Give the number of lines holding the string "name", and nothing else.
━━━ Data for processing
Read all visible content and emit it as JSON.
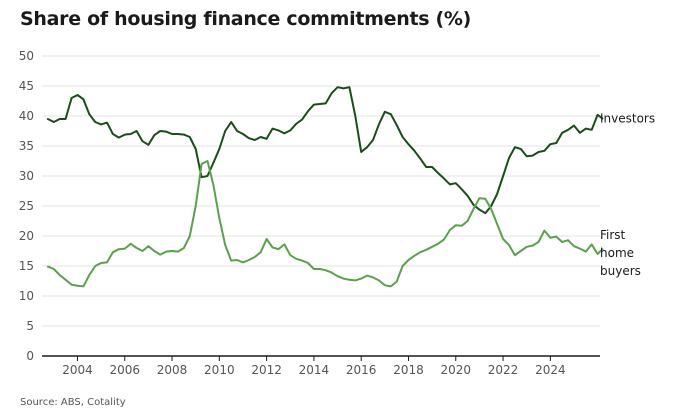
{
  "chart_data": {
    "type": "line",
    "title": "Share of housing finance commitments (%)",
    "source": "Source: ABS, Cotality",
    "xlabel": "",
    "ylabel": "",
    "ylim": [
      0,
      50
    ],
    "xlim": [
      2002.5,
      2026.1
    ],
    "yticks": [
      "0",
      "5",
      "10",
      "15",
      "20",
      "25",
      "30",
      "35",
      "40",
      "45",
      "50"
    ],
    "xticks": [
      "2004",
      "2006",
      "2008",
      "2010",
      "2012",
      "2014",
      "2016",
      "2018",
      "2020",
      "2022",
      "2024"
    ],
    "grid": true,
    "series": [
      {
        "name": "Investors",
        "legend": [
          "Investors"
        ],
        "color": "#1b4d1b",
        "points": [
          [
            2002.75,
            39.5
          ],
          [
            2003.0,
            39.0
          ],
          [
            2003.25,
            39.5
          ],
          [
            2003.5,
            39.5
          ],
          [
            2003.75,
            43.0
          ],
          [
            2004.0,
            43.5
          ],
          [
            2004.25,
            42.8
          ],
          [
            2004.5,
            40.3
          ],
          [
            2004.75,
            39.0
          ],
          [
            2005.0,
            38.6
          ],
          [
            2005.25,
            38.9
          ],
          [
            2005.5,
            37.0
          ],
          [
            2005.75,
            36.4
          ],
          [
            2006.0,
            36.9
          ],
          [
            2006.25,
            37.0
          ],
          [
            2006.5,
            37.5
          ],
          [
            2006.75,
            35.8
          ],
          [
            2007.0,
            35.2
          ],
          [
            2007.25,
            36.8
          ],
          [
            2007.5,
            37.5
          ],
          [
            2007.75,
            37.4
          ],
          [
            2008.0,
            37.0
          ],
          [
            2008.25,
            37.0
          ],
          [
            2008.5,
            36.9
          ],
          [
            2008.75,
            36.5
          ],
          [
            2009.0,
            34.5
          ],
          [
            2009.25,
            29.8
          ],
          [
            2009.5,
            30.0
          ],
          [
            2009.75,
            32.2
          ],
          [
            2010.0,
            34.5
          ],
          [
            2010.25,
            37.5
          ],
          [
            2010.5,
            39.0
          ],
          [
            2010.75,
            37.5
          ],
          [
            2011.0,
            37.0
          ],
          [
            2011.25,
            36.3
          ],
          [
            2011.5,
            36.0
          ],
          [
            2011.75,
            36.5
          ],
          [
            2012.0,
            36.2
          ],
          [
            2012.25,
            37.9
          ],
          [
            2012.5,
            37.6
          ],
          [
            2012.75,
            37.1
          ],
          [
            2013.0,
            37.6
          ],
          [
            2013.25,
            38.7
          ],
          [
            2013.5,
            39.4
          ],
          [
            2013.75,
            40.8
          ],
          [
            2014.0,
            41.9
          ],
          [
            2014.25,
            42.0
          ],
          [
            2014.5,
            42.1
          ],
          [
            2014.75,
            43.8
          ],
          [
            2015.0,
            44.8
          ],
          [
            2015.25,
            44.6
          ],
          [
            2015.5,
            44.8
          ],
          [
            2015.75,
            40.0
          ],
          [
            2016.0,
            34.0
          ],
          [
            2016.25,
            34.8
          ],
          [
            2016.5,
            36.0
          ],
          [
            2016.75,
            38.6
          ],
          [
            2017.0,
            40.7
          ],
          [
            2017.25,
            40.3
          ],
          [
            2017.5,
            38.5
          ],
          [
            2017.75,
            36.5
          ],
          [
            2018.0,
            35.3
          ],
          [
            2018.25,
            34.2
          ],
          [
            2018.5,
            32.9
          ],
          [
            2018.75,
            31.5
          ],
          [
            2019.0,
            31.5
          ],
          [
            2019.25,
            30.5
          ],
          [
            2019.5,
            29.6
          ],
          [
            2019.75,
            28.6
          ],
          [
            2020.0,
            28.8
          ],
          [
            2020.25,
            27.8
          ],
          [
            2020.5,
            26.7
          ],
          [
            2020.75,
            25.2
          ],
          [
            2021.0,
            24.4
          ],
          [
            2021.25,
            23.8
          ],
          [
            2021.5,
            25.0
          ],
          [
            2021.75,
            27.0
          ],
          [
            2022.0,
            30.0
          ],
          [
            2022.25,
            33.0
          ],
          [
            2022.5,
            34.8
          ],
          [
            2022.75,
            34.5
          ],
          [
            2023.0,
            33.3
          ],
          [
            2023.25,
            33.4
          ],
          [
            2023.5,
            34.0
          ],
          [
            2023.75,
            34.2
          ],
          [
            2024.0,
            35.3
          ],
          [
            2024.25,
            35.5
          ],
          [
            2024.5,
            37.2
          ],
          [
            2024.75,
            37.7
          ],
          [
            2025.0,
            38.4
          ],
          [
            2025.25,
            37.2
          ],
          [
            2025.5,
            37.9
          ],
          [
            2025.75,
            37.7
          ],
          [
            2026.0,
            40.2
          ],
          [
            2026.2,
            39.6
          ]
        ]
      },
      {
        "name": "First home buyers",
        "legend": [
          "First",
          "home",
          "buyers"
        ],
        "color": "#5aa14c",
        "points": [
          [
            2002.75,
            14.9
          ],
          [
            2003.0,
            14.5
          ],
          [
            2003.25,
            13.5
          ],
          [
            2003.5,
            12.7
          ],
          [
            2003.75,
            11.9
          ],
          [
            2004.0,
            11.7
          ],
          [
            2004.25,
            11.6
          ],
          [
            2004.5,
            13.5
          ],
          [
            2004.75,
            15.0
          ],
          [
            2005.0,
            15.5
          ],
          [
            2005.25,
            15.6
          ],
          [
            2005.5,
            17.3
          ],
          [
            2005.75,
            17.8
          ],
          [
            2006.0,
            17.9
          ],
          [
            2006.25,
            18.7
          ],
          [
            2006.5,
            18.0
          ],
          [
            2006.75,
            17.5
          ],
          [
            2007.0,
            18.3
          ],
          [
            2007.25,
            17.5
          ],
          [
            2007.5,
            16.9
          ],
          [
            2007.75,
            17.4
          ],
          [
            2008.0,
            17.5
          ],
          [
            2008.25,
            17.4
          ],
          [
            2008.5,
            18.0
          ],
          [
            2008.75,
            20.0
          ],
          [
            2009.0,
            25.0
          ],
          [
            2009.25,
            32.0
          ],
          [
            2009.5,
            32.5
          ],
          [
            2009.75,
            28.5
          ],
          [
            2010.0,
            23.0
          ],
          [
            2010.25,
            18.5
          ],
          [
            2010.5,
            15.9
          ],
          [
            2010.75,
            16.0
          ],
          [
            2011.0,
            15.6
          ],
          [
            2011.25,
            16.0
          ],
          [
            2011.5,
            16.5
          ],
          [
            2011.75,
            17.3
          ],
          [
            2012.0,
            19.5
          ],
          [
            2012.25,
            18.1
          ],
          [
            2012.5,
            17.8
          ],
          [
            2012.75,
            18.6
          ],
          [
            2013.0,
            16.8
          ],
          [
            2013.25,
            16.2
          ],
          [
            2013.5,
            15.9
          ],
          [
            2013.75,
            15.5
          ],
          [
            2014.0,
            14.5
          ],
          [
            2014.25,
            14.5
          ],
          [
            2014.5,
            14.3
          ],
          [
            2014.75,
            13.9
          ],
          [
            2015.0,
            13.3
          ],
          [
            2015.25,
            12.9
          ],
          [
            2015.5,
            12.7
          ],
          [
            2015.75,
            12.6
          ],
          [
            2016.0,
            12.9
          ],
          [
            2016.25,
            13.4
          ],
          [
            2016.5,
            13.1
          ],
          [
            2016.75,
            12.6
          ],
          [
            2017.0,
            11.8
          ],
          [
            2017.25,
            11.6
          ],
          [
            2017.5,
            12.4
          ],
          [
            2017.75,
            15.0
          ],
          [
            2018.0,
            16.0
          ],
          [
            2018.25,
            16.7
          ],
          [
            2018.5,
            17.3
          ],
          [
            2018.75,
            17.7
          ],
          [
            2019.0,
            18.2
          ],
          [
            2019.25,
            18.7
          ],
          [
            2019.5,
            19.4
          ],
          [
            2019.75,
            21.0
          ],
          [
            2020.0,
            21.8
          ],
          [
            2020.25,
            21.7
          ],
          [
            2020.5,
            22.5
          ],
          [
            2020.75,
            24.5
          ],
          [
            2021.0,
            26.3
          ],
          [
            2021.25,
            26.2
          ],
          [
            2021.5,
            24.5
          ],
          [
            2021.75,
            22.0
          ],
          [
            2022.0,
            19.5
          ],
          [
            2022.25,
            18.5
          ],
          [
            2022.5,
            16.8
          ],
          [
            2022.75,
            17.5
          ],
          [
            2023.0,
            18.2
          ],
          [
            2023.25,
            18.4
          ],
          [
            2023.5,
            19.0
          ],
          [
            2023.75,
            20.9
          ],
          [
            2024.0,
            19.7
          ],
          [
            2024.25,
            19.9
          ],
          [
            2024.5,
            19.0
          ],
          [
            2024.75,
            19.3
          ],
          [
            2025.0,
            18.3
          ],
          [
            2025.25,
            17.9
          ],
          [
            2025.5,
            17.4
          ],
          [
            2025.75,
            18.6
          ],
          [
            2026.0,
            17.0
          ],
          [
            2026.2,
            17.8
          ]
        ]
      }
    ]
  }
}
━━━━━━
> Response: 2